> **WHAT THE EXERCISE ASKS**
Below are records to repeat exactly. Omit the pictures from the copy.

--- start ENTRIES SUPPLIED ---

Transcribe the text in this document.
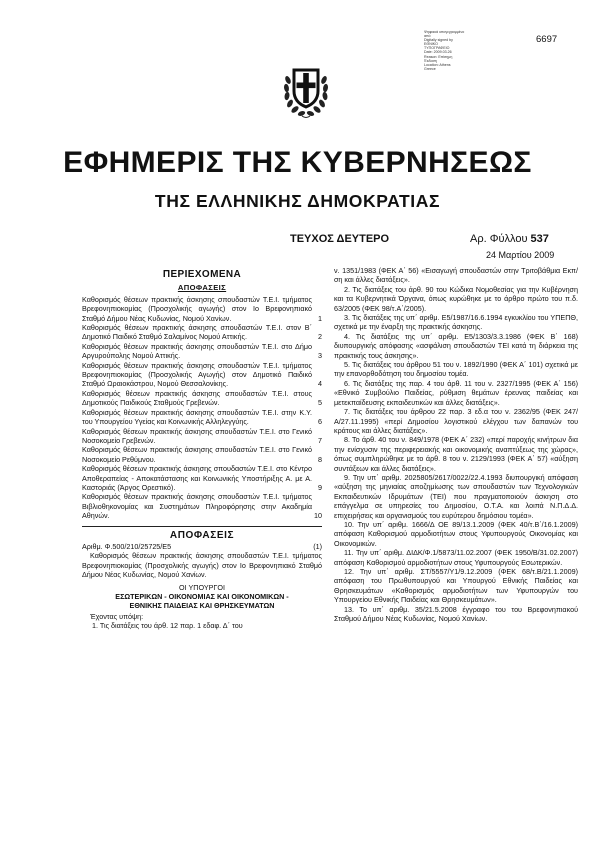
Ψηφιακά υπογεγραμμένο
από
Digitally signed by
ΕΘΝΙΚΟ
ΤΥΠΟΓΡΑΦΕΙΟ
Date: 2009.03.26
Reason: Επίσημη
Έκδοση
Location: Athens
Greece
6697
ΕΦΗΜΕΡΙΣ ΤΗΣ ΚΥΒΕΡΝΗΣΕΩΣ
ΤΗΣ ΕΛΛΗΝΙΚΗΣ ΔΗΜΟΚΡΑΤΙΑΣ
ΤΕΥΧΟΣ ΔΕΥΤΕΡΟ	Αρ. Φύλλου 537
24 Μαρτίου 2009
ΠΕΡΙΕΧΟΜΕΝΑ
ΑΠΟΦΑΣΕΙΣ
Καθορισμός θέσεων πρακτικής άσκησης σπουδαστών Τ.Ε.Ι. τμήματος Βρεφονηπιοκομίας (Προσχολικής αγωγής) στον Ιο Βρεφονηπιακό Σταθμό Δήμου Νέας Κυδωνίας, Νομού Χανίων.	1
Καθορισμός θέσεων πρακτικής άσκησης σπουδαστών Τ.Ε.Ι. στον Β΄ Δημοτικό Παιδικό Σταθμό Σαλαμίνος Νομού Αττικής.	2
Καθορισμός θέσεων πρακτικής άσκησης σπουδαστών Τ.Ε.Ι. στο Δήμο Αργυρούπολης Νομού Αττικής.	3
Καθορισμός θέσεων πρακτικής άσκησης σπουδαστών Τ.Ε.Ι. τμήματος Βρεφονηπιοκομίας (Προσχολικής Αγωγής) στον Δημοτικό Παιδικό Σταθμό Ωραιοκάστρου, Νομού Θεσσαλονίκης.	4
Καθορισμός θέσεων πρακτικής άσκησης σπουδαστών Τ.Ε.Ι. στους Δημοτικούς Παιδικούς Σταθμούς Γρεβενών.	5
Καθορισμός θέσεων πρακτικής άσκησης σπουδαστών Τ.Ε.Ι. στην Κ.Υ. του Υπουργείου Υγείας και Κοινωνικής Αλληλεγγύης.	6
Καθορισμός θέσεων πρακτικής άσκησης σπουδαστών Τ.Ε.Ι. στο Γενικό Νοσοκομείο Γρεβενών.	7
Καθορισμός θέσεων πρακτικής άσκησης σπουδαστών Τ.Ε.Ι. στο Γενικό Νοσοκομείο Ρεθύμνου.	8
Καθορισμός θέσεων πρακτικής άσκησης σπουδαστών Τ.Ε.Ι. στο Κέντρο Αποθεραπείας - Αποκατάστασης και Κοινωνικής Υποστήριξης Α. με Α. Καστοριάς (Άργος Ορεστικό).	9
Καθορισμός θέσεων πρακτικής άσκησης σπουδαστών Τ.Ε.Ι. τμήματος Βιβλιοθηκονομίας και Συστημάτων Πληροφόρησης στην Ακαδημία Αθηνών.	10
ΑΠΟΦΑΣΕΙΣ
Αριθμ. Φ.500/210/25725/Ε5	(1)
Καθορισμός θέσεων πρακτικής άσκησης σπουδαστών Τ.Ε.Ι. τμήματος Βρεφονηπιοκομίας (Προσχολικής αγωγής) στον Ιο Βρεφονηπιακό Σταθμό Δήμου Νέας Κυδωνίας, Νομού Χανίων.
ΟΙ ΥΠΟΥΡΓΟΙ
ΕΣΩΤΕΡΙΚΩΝ - ΟΙΚΟΝΟΜΙΑΣ ΚΑΙ ΟΙΚΟΝΟΜΙΚΩΝ -
ΕΘΝΙΚΗΣ ΠΑΙΔΕΙΑΣ ΚΑΙ ΘΡΗΣΚΕΥΜΑΤΩΝ
Έχοντας υπόψη:
1. Τις διατάξεις του άρθ. 12 παρ. 1 εδαφ. Δ΄ του
ν. 1351/1983 (ΦΕΚ Α΄ 56) «Εισαγωγή σπουδαστών στην Τριτοβάθμια Εκπ/ση και άλλες διατάξεις».
2. Τις διατάξεις του άρθ. 90 του Κώδικα Νομοθεσίας για την Κυβέρνηση και τα Κυβερνητικά Όργανα, όπως κυρώθηκε με το άρθρο πρώτο του π.δ. 63/2005 (ΦΕΚ 98/τ.Α΄/2005).
3. Τις διατάξεις της υπ΄ αριθμ. Ε5/1987/16.6.1994 εγκυκλίου του ΥΠΕΠΘ, σχετικά με την έναρξη της πρακτικής άσκησης.
4. Τις διατάξεις της υπ΄ αριθμ. Ε5/1303/3.3.1986 (ΦΕΚ Β΄ 168) διυπουργικής απόφασης «ασφάλιση σπουδαστών ΤΕΙ κατά τη διάρκεια της πρακτικής τους άσκησης».
5. Τις διατάξεις του άρθρου 51 του ν. 1892/1990 (ΦΕΚ Α΄ 101) σχετικά με την επανορθοδότηση του δημοσίου τομέα.
6. Τις διατάξεις της παρ. 4 του άρθ. 11 του ν. 2327/1995 (ΦΕΚ Α΄ 156) «Εθνικό Συμβούλιο Παιδείας, ρύθμιση θεμάτων έρευνας παιδείας και μετεκπαίδευσης εκπαιδευτικών και άλλες διατάξεις».
7. Τις διατάξεις του άρθρου 22 παρ. 3 εδ.α του ν. 2362/95 (ΦΕΚ 247/Α/27.11.1995) «περί Δημοσίου λογιστικού ελέγχου των δαπανών του κράτους και άλλες διατάξεις».
8. Το άρθ. 40 του ν. 849/1978 (ΦΕΚ Α΄ 232) «περί παροχής κινήτρων δια την ενίσχυσιν της περιφερειακής και οικονομικής αναπτύξεως της χώρας», όπως συμπληρώθηκε με το άρθ. 8 του ν. 2129/1993 (ΦΕΚ Α΄ 57) «αύξηση συντάξεων και άλλες διατάξεις».
9. Την υπ΄ αριθμ. 2025805/2617/0022/22.4.1993 διυπουργική απόφαση «αύξηση της μηνιαίας αποζημίωσης των σπουδαστών των Τεχνολογικών Εκπαιδευτικών Ιδρυμάτων (ΤΕΙ) που πραγματοποιούν άσκηση στο επάγγελμα σε υπηρεσίες του Δημοσίου, Ο.Τ.Α. και λοιπά Ν.Π.Δ.Δ. επιχειρήσεις και οργανισμούς του ευρύτερου δημόσιου τομέα».
10. Την υπ΄ αριθμ. 1666/Δ ΟΕ 89/13.1.2009 (ΦΕΚ 40/τ.Β΄/16.1.2009) απόφαση Καθορισμού αρμοδιοτήτων στους Υφυπουργούς Οικονομίας και Οικονομικών.
11. Την υπ΄ αριθμ. ΔΙΔΚ/Φ.1/5873/11.02.2007 (ΦΕΚ 1950/Β/31.02.2007) απόφαση Καθορισμού αρμοδιοτήτων στους Υφυπουργούς Εσωτερικών.
12. Την υπ΄ αριθμ. ΣΤ/5557/Υ1/9.12.2009 (ΦΕΚ 68/τ.Β/21.1.2009) απόφαση του Πρωθυπουργού και Υπουργού Εθνικής Παιδείας και Θρησκευμάτων «Καθορισμός αρμοδιοτήτων των Υφυπουργών του Υπουργείου Εθνικής Παιδείας και Θρησκευμάτων».
13. Το υπ΄ αριθμ. 35/21.5.2008 έγγραφο του του Βρεφονηπιακού Σταθμού Δήμου Νέας Κυδωνίας, Νομού Χανίων.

--- end ENTRIES SUPPLIED ---

> **RESPONSE TO THIS TASK**
Transcribe the text in this document.
Ψηφιακά υπογεγραμμένο
από
Digitally signed by
ΕΘΝΙΚΟ
ΤΥΠΟΓΡΑΦΕΙΟ
Date: 2009.03.26
Reason: Επίσημη
Έκδοση
Location: Athens
Greece
6697
ΕΦΗΜΕΡΙΣ ΤΗΣ ΚΥΒΕΡΝΗΣΕΩΣ
ΤΗΣ ΕΛΛΗΝΙΚΗΣ ΔΗΜΟΚΡΑΤΙΑΣ
ΤΕΥΧΟΣ ΔΕΥΤΕΡΟ	Αρ. Φύλλου 537
24 Μαρτίου 2009
ΠΕΡΙΕΧΟΜΕΝΑ
ΑΠΟΦΑΣΕΙΣ
Καθορισμός θέσεων πρακτικής άσκησης σπουδαστών Τ.Ε.Ι. τμήματος Βρεφονηπιοκομίας (Προσχολικής αγωγής) στον Ιο Βρεφονηπιακό Σταθμό Δήμου Νέας Κυδωνίας, Νομού Χανίων.	1
Καθορισμός θέσεων πρακτικής άσκησης σπουδαστών Τ.Ε.Ι. στον Β΄ Δημοτικό Παιδικό Σταθμό Σαλαμίνος Νομού Αττικής.	2
Καθορισμός θέσεων πρακτικής άσκησης σπουδαστών Τ.Ε.Ι. στο Δήμο Αργυρούπολης Νομού Αττικής.	3
Καθορισμός θέσεων πρακτικής άσκησης σπουδαστών Τ.Ε.Ι. τμήματος Βρεφονηπιοκομίας (Προσχολικής Αγωγής) στον Δημοτικό Παιδικό Σταθμό Ωραιοκάστρου, Νομού Θεσσαλονίκης.	4
Καθορισμός θέσεων πρακτικής άσκησης σπουδαστών Τ.Ε.Ι. στους Δημοτικούς Παιδικούς Σταθμούς Γρεβενών.	5
Καθορισμός θέσεων πρακτικής άσκησης σπουδαστών Τ.Ε.Ι. στην Κ.Υ. του Υπουργείου Υγείας και Κοινωνικής Αλληλεγγύης.	6
Καθορισμός θέσεων πρακτικής άσκησης σπουδαστών Τ.Ε.Ι. στο Γενικό Νοσοκομείο Γρεβενών.	7
Καθορισμός θέσεων πρακτικής άσκησης σπουδαστών Τ.Ε.Ι. στο Γενικό Νοσοκομείο Ρεθύμνου.	8
Καθορισμός θέσεων πρακτικής άσκησης σπουδαστών Τ.Ε.Ι. στο Κέντρο Αποθεραπείας - Αποκατάστασης και Κοινωνικής Υποστήριξης Α. με Α. Καστοριάς (Άργος Ορεστικό).	9
Καθορισμός θέσεων πρακτικής άσκησης σπουδαστών Τ.Ε.Ι. τμήματος Βιβλιοθηκονομίας και Συστημάτων Πληροφόρησης στην Ακαδημία Αθηνών.	10
ΑΠΟΦΑΣΕΙΣ
Αριθμ. Φ.500/210/25725/Ε5	(1)
Καθορισμός θέσεων πρακτικής άσκησης σπουδαστών Τ.Ε.Ι. τμήματος Βρεφονηπιοκομίας (Προσχολικής αγωγής) στον Ιο Βρεφονηπιακό Σταθμό Δήμου Νέας Κυδωνίας, Νομού Χανίων.
ΟΙ ΥΠΟΥΡΓΟΙ
ΕΣΩΤΕΡΙΚΩΝ - ΟΙΚΟΝΟΜΙΑΣ ΚΑΙ ΟΙΚΟΝΟΜΙΚΩΝ -
ΕΘΝΙΚΗΣ ΠΑΙΔΕΙΑΣ ΚΑΙ ΘΡΗΣΚΕΥΜΑΤΩΝ
Έχοντας υπόψη:
1. Τις διατάξεις του άρθ. 12 παρ. 1 εδαφ. Δ΄ του
ν. 1351/1983 (ΦΕΚ Α΄ 56) «Εισαγωγή σπουδαστών στην Τριτοβάθμια Εκπ/ση και άλλες διατάξεις».
2. Τις διατάξεις του άρθ. 90 του Κώδικα Νομοθεσίας για την Κυβέρνηση και τα Κυβερνητικά Όργανα, όπως κυρώθηκε με το άρθρο πρώτο του π.δ. 63/2005 (ΦΕΚ 98/τ.Α΄/2005).
3. Τις διατάξεις της υπ΄ αριθμ. Ε5/1987/16.6.1994 εγκυκλίου του ΥΠΕΠΘ, σχετικά με την έναρξη της πρακτικής άσκησης.
4. Τις διατάξεις της υπ΄ αριθμ. Ε5/1303/3.3.1986 (ΦΕΚ Β΄ 168) διυπουργικής απόφασης «ασφάλιση σπουδαστών ΤΕΙ κατά τη διάρκεια της πρακτικής τους άσκησης».
5. Τις διατάξεις του άρθρου 51 του ν. 1892/1990 (ΦΕΚ Α΄ 101) σχετικά με την επανορθοδότηση του δημοσίου τομέα.
6. Τις διατάξεις της παρ. 4 του άρθ. 11 του ν. 2327/1995 (ΦΕΚ Α΄ 156) «Εθνικό Συμβούλιο Παιδείας, ρύθμιση θεμάτων έρευνας παιδείας και μετεκπαίδευσης εκπαιδευτικών και άλλες διατάξεις».
7. Τις διατάξεις του άρθρου 22 παρ. 3 εδ.α του ν. 2362/95 (ΦΕΚ 247/Α/27.11.1995) «περί Δημοσίου λογιστικού ελέγχου των δαπανών του κράτους και άλλες διατάξεις».
8. Το άρθ. 40 του ν. 849/1978 (ΦΕΚ Α΄ 232) «περί παροχής κινήτρων δια την ενίσχυσιν της περιφερειακής και οικονομικής αναπτύξεως της χώρας», όπως συμπληρώθηκε με το άρθ. 8 του ν. 2129/1993 (ΦΕΚ Α΄ 57) «αύξηση συντάξεων και άλλες διατάξεις».
9. Την υπ΄ αριθμ. 2025805/2617/0022/22.4.1993 διυπουργική απόφαση «αύξηση της μηνιαίας αποζημίωσης των σπουδαστών των Τεχνολογικών Εκπαιδευτικών Ιδρυμάτων (ΤΕΙ) που πραγματοποιούν άσκηση στο επάγγελμα σε υπηρεσίες του Δημοσίου, Ο.Τ.Α. και λοιπά Ν.Π.Δ.Δ. επιχειρήσεις και οργανισμούς του ευρύτερου δημόσιου τομέα».
10. Την υπ΄ αριθμ. 1666/Δ ΟΕ 89/13.1.2009 (ΦΕΚ 40/τ.Β΄/16.1.2009) απόφαση Καθορισμού αρμοδιοτήτων στους Υφυπουργούς Οικονομίας και Οικονομικών.
11. Την υπ΄ αριθμ. ΔΙΔΚ/Φ.1/5873/11.02.2007 (ΦΕΚ 1950/Β/31.02.2007) απόφαση Καθορισμού αρμοδιοτήτων στους Υφυπουργούς Εσωτερικών.
12. Την υπ΄ αριθμ. ΣΤ/5557/Υ1/9.12.2009 (ΦΕΚ 68/τ.Β/21.1.2009) απόφαση του Πρωθυπουργού και Υπουργού Εθνικής Παιδείας και Θρησκευμάτων «Καθορισμός αρμοδιοτήτων των Υφυπουργών του Υπουργείου Εθνικής Παιδείας και Θρησκευμάτων».
13. Το υπ΄ αριθμ. 35/21.5.2008 έγγραφο του του Βρεφονηπιακού Σταθμού Δήμου Νέας Κυδωνίας, Νομού Χανίων.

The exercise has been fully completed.